Supplied material

--------

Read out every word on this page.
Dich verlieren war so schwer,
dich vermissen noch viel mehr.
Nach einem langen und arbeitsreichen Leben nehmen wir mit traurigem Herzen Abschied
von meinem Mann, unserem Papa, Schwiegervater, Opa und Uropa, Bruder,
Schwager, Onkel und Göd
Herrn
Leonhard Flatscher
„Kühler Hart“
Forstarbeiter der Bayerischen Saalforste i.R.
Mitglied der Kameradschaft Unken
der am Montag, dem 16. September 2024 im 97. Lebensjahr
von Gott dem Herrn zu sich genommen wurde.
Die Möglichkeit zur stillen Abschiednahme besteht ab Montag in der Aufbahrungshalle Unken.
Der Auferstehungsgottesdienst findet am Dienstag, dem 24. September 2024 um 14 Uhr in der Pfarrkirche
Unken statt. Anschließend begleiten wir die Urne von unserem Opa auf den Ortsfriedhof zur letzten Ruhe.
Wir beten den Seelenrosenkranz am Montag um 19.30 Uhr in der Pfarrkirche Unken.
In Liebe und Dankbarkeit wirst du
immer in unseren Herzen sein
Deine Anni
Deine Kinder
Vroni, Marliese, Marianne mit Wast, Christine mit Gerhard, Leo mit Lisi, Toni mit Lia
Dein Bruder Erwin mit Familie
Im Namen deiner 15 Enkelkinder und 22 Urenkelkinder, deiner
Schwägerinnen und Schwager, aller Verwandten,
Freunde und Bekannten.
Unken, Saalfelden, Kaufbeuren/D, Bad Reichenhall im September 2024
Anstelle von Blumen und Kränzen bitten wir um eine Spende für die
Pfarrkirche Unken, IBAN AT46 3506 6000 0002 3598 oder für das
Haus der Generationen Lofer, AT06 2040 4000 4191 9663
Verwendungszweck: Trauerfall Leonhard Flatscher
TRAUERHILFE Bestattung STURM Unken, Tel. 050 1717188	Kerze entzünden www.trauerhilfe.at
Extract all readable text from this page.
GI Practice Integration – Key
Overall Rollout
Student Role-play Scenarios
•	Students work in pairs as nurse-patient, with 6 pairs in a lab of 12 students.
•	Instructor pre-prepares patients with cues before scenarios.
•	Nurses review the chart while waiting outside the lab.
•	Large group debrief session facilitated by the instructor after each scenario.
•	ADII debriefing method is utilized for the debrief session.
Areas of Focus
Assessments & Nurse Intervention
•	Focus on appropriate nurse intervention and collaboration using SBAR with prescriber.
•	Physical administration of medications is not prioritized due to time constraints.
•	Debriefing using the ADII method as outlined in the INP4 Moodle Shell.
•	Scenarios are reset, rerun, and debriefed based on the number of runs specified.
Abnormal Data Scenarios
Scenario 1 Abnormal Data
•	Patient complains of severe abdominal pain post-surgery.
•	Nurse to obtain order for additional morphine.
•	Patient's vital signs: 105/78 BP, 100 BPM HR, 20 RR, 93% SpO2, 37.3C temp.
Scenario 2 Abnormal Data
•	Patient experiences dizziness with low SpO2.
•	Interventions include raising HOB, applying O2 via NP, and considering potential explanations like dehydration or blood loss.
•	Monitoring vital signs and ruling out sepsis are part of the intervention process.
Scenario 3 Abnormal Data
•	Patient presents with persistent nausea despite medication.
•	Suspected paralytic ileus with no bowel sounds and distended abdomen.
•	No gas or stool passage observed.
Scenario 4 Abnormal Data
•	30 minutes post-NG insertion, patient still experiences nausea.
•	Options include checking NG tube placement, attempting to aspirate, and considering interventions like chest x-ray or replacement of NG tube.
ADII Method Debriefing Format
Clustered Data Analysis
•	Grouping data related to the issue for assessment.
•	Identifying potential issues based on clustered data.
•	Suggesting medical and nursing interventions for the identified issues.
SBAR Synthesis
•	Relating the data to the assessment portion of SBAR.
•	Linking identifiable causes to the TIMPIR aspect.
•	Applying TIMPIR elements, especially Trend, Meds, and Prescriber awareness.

--------

Work request
Scan the listing above. Collect all lines with the word "Focus".

Answer space
Areas of Focus
•	Focus on appropriate nurse intervention and collaboration using SBAR with prescriber.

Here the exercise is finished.